=== Exercise ===
Copy all lines in which the word "Model" can be found.

::: Exercise inputs

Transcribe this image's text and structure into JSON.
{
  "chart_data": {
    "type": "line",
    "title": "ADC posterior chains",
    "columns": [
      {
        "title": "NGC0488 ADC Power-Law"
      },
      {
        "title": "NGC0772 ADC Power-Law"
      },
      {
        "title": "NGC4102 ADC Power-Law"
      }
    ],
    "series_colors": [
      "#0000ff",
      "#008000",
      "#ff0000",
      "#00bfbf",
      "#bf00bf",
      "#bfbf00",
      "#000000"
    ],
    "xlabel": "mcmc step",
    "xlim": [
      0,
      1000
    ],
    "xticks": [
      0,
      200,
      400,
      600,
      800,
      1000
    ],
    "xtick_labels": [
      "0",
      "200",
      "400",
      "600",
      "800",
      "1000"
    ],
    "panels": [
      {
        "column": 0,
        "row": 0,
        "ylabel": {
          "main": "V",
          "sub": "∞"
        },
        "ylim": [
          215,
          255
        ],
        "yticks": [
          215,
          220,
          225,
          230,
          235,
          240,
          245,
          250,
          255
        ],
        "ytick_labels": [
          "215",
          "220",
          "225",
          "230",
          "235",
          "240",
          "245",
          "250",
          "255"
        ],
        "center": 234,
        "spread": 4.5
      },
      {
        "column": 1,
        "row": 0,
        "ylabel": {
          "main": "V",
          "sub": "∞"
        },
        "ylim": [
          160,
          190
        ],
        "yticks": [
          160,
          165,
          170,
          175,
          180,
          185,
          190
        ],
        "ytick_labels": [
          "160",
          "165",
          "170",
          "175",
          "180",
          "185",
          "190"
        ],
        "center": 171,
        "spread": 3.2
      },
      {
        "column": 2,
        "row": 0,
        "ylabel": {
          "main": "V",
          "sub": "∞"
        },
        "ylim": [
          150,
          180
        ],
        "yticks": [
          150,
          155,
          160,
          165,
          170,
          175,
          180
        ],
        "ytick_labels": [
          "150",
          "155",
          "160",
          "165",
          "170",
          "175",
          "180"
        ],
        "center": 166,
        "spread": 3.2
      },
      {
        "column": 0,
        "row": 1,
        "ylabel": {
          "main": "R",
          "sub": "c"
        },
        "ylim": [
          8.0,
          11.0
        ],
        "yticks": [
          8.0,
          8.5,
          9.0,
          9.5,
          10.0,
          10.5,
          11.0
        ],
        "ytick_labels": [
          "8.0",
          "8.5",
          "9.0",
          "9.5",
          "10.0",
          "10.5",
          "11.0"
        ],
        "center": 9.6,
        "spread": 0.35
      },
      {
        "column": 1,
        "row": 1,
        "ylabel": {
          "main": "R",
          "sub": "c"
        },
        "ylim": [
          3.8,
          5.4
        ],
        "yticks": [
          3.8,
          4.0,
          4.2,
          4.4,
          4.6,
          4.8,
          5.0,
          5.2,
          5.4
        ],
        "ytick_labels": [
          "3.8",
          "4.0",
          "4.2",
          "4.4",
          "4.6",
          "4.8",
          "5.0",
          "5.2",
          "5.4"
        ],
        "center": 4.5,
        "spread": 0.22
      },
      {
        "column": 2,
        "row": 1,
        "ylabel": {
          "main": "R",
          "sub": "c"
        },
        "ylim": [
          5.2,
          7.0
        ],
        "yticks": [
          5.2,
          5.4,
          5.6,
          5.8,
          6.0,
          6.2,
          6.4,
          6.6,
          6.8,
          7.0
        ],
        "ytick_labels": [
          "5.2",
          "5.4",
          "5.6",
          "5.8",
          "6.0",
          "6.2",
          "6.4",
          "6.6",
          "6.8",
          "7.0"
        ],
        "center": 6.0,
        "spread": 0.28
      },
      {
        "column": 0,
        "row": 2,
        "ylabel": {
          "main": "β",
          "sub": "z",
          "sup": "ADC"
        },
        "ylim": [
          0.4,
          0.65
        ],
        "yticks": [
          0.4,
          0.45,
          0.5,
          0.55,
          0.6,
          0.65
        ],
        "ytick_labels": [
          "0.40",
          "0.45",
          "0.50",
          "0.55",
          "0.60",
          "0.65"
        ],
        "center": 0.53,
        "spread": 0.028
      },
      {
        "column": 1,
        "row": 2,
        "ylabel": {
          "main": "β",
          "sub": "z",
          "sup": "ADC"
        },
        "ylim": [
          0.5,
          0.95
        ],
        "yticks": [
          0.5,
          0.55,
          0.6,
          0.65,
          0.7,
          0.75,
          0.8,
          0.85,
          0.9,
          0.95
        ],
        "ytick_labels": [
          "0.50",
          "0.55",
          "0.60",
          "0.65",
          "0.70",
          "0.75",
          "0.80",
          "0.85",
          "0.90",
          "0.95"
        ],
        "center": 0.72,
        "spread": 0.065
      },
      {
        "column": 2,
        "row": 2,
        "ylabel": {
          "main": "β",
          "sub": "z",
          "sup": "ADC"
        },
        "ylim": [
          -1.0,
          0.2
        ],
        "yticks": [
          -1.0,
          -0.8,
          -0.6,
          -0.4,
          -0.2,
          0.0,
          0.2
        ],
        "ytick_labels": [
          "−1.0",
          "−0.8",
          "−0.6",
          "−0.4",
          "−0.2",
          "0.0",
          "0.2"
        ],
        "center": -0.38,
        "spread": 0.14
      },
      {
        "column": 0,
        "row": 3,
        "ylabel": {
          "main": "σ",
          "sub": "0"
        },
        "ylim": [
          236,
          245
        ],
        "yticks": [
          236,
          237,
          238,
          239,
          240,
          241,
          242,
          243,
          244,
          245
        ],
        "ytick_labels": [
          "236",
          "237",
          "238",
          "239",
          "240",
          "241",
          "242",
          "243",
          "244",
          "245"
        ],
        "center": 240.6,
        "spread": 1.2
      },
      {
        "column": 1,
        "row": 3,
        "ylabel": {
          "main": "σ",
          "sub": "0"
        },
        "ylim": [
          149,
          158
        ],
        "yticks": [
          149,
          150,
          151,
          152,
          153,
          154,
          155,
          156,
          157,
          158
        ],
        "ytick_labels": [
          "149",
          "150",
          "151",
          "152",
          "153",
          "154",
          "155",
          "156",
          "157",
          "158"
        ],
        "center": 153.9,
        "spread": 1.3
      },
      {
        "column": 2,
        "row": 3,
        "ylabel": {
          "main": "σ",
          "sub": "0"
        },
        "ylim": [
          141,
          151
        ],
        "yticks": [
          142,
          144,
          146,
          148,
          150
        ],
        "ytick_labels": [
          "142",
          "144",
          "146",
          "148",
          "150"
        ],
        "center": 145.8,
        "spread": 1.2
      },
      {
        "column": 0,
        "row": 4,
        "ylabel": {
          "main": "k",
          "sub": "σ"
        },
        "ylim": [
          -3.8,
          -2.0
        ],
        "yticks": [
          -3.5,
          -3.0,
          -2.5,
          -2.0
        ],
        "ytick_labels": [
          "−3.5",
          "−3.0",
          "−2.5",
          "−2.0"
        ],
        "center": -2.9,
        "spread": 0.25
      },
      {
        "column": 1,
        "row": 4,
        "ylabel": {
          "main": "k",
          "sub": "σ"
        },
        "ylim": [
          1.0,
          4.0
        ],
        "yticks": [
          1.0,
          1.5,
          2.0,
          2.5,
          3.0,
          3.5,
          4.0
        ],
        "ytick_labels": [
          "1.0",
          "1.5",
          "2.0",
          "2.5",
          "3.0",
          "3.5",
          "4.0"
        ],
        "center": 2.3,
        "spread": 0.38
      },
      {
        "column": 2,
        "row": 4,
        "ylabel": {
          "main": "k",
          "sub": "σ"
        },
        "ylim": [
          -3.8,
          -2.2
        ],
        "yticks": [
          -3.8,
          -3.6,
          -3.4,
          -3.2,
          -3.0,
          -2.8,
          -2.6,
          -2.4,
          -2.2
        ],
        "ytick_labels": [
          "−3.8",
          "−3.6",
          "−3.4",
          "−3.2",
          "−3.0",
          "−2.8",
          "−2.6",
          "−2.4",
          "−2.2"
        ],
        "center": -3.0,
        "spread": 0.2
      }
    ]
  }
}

::::::
::: Exercise inputs

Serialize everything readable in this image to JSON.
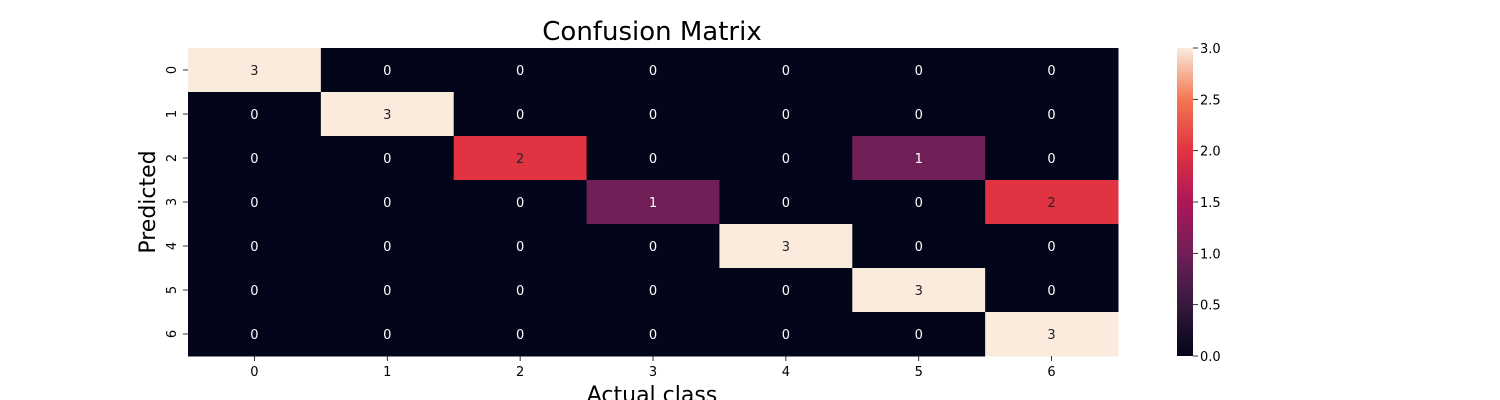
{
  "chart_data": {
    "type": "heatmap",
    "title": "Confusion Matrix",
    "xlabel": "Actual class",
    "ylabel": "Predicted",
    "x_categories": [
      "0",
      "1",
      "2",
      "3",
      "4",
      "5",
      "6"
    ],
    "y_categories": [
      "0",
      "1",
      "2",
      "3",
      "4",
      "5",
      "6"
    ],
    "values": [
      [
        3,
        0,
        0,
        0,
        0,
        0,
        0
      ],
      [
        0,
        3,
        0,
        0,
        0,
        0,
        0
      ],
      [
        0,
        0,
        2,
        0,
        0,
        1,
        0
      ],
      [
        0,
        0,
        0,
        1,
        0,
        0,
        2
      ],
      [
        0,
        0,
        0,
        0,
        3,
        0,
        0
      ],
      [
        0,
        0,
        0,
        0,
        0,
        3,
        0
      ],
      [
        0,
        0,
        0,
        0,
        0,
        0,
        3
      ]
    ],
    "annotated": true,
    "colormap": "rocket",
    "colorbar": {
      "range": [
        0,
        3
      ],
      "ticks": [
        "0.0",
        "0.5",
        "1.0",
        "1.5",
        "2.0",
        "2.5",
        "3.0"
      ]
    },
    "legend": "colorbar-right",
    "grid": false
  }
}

::::::
::: Exercise inputs

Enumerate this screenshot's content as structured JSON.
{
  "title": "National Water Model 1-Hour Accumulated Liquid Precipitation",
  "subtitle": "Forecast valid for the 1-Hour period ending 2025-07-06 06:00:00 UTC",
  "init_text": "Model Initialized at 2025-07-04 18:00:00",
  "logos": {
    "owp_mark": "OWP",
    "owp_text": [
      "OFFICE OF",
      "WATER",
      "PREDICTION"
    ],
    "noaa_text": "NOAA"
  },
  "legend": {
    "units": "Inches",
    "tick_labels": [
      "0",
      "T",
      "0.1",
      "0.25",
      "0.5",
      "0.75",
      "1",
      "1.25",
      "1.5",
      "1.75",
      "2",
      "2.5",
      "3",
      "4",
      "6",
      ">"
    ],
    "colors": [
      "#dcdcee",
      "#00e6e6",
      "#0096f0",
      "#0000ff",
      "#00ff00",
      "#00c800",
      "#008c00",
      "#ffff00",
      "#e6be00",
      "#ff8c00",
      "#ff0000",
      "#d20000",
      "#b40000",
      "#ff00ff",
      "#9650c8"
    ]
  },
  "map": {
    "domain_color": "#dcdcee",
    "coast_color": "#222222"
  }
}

::::::

=== Output of the exercise ===
  "title": "National Water Model 1-Hour Accumulated Liquid Precipitation",
  "init_text": "Model Initialized at 2025-07-04 18:00:00",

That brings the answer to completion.